Task instructions → Identify each line below containing the string "JSON" and copy it.

++++ The data

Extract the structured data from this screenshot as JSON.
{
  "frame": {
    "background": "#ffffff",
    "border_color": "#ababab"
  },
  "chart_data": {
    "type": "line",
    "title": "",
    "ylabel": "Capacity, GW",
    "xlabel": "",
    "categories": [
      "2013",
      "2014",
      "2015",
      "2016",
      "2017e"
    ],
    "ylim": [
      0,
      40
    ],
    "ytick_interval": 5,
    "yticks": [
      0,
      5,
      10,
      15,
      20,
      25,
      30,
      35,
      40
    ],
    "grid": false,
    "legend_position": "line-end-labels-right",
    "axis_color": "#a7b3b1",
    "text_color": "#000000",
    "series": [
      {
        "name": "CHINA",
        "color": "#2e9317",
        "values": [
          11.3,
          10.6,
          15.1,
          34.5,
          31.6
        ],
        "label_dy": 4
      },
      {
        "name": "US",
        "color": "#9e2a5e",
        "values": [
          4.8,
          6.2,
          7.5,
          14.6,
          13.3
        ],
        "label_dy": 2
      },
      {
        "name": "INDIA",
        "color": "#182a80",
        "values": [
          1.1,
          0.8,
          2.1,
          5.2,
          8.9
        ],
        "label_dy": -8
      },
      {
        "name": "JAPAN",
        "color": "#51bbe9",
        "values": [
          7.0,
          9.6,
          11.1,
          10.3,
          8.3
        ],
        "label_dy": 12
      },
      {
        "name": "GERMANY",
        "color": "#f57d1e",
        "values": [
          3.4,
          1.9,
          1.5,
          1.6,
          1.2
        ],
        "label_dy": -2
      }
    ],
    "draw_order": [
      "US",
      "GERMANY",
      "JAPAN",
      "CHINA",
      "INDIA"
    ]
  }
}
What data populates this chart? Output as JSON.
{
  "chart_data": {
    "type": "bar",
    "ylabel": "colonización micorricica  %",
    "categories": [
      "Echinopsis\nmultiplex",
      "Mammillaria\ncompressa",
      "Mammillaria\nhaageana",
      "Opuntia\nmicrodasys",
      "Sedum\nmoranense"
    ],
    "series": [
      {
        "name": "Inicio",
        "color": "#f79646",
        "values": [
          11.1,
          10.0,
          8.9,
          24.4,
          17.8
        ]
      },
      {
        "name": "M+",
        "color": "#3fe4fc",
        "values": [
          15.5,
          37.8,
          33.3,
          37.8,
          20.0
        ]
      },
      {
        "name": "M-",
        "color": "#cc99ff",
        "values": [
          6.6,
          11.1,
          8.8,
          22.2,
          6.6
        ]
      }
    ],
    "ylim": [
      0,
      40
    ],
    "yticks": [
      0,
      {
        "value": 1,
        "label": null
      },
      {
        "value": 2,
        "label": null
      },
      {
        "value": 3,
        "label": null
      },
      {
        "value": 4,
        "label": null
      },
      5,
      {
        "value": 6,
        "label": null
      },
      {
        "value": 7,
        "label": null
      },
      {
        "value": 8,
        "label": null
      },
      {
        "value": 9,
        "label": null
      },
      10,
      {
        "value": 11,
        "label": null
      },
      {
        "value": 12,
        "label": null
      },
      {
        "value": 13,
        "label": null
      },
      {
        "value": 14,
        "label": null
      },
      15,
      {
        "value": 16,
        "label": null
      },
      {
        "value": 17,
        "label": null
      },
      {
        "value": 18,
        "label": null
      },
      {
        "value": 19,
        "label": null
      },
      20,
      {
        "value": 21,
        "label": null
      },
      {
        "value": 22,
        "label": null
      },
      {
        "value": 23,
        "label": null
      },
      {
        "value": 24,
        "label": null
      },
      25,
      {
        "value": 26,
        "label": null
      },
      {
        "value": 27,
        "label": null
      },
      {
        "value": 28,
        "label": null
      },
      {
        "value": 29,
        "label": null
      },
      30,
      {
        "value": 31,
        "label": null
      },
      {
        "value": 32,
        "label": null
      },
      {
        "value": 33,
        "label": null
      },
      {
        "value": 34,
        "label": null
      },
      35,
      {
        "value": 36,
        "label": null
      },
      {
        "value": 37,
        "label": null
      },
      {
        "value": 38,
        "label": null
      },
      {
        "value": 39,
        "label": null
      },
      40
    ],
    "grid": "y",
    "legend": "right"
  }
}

++++++++

Task response →
Extract the structured data from this screenshot as JSON.
What data populates this chart? Output as JSON.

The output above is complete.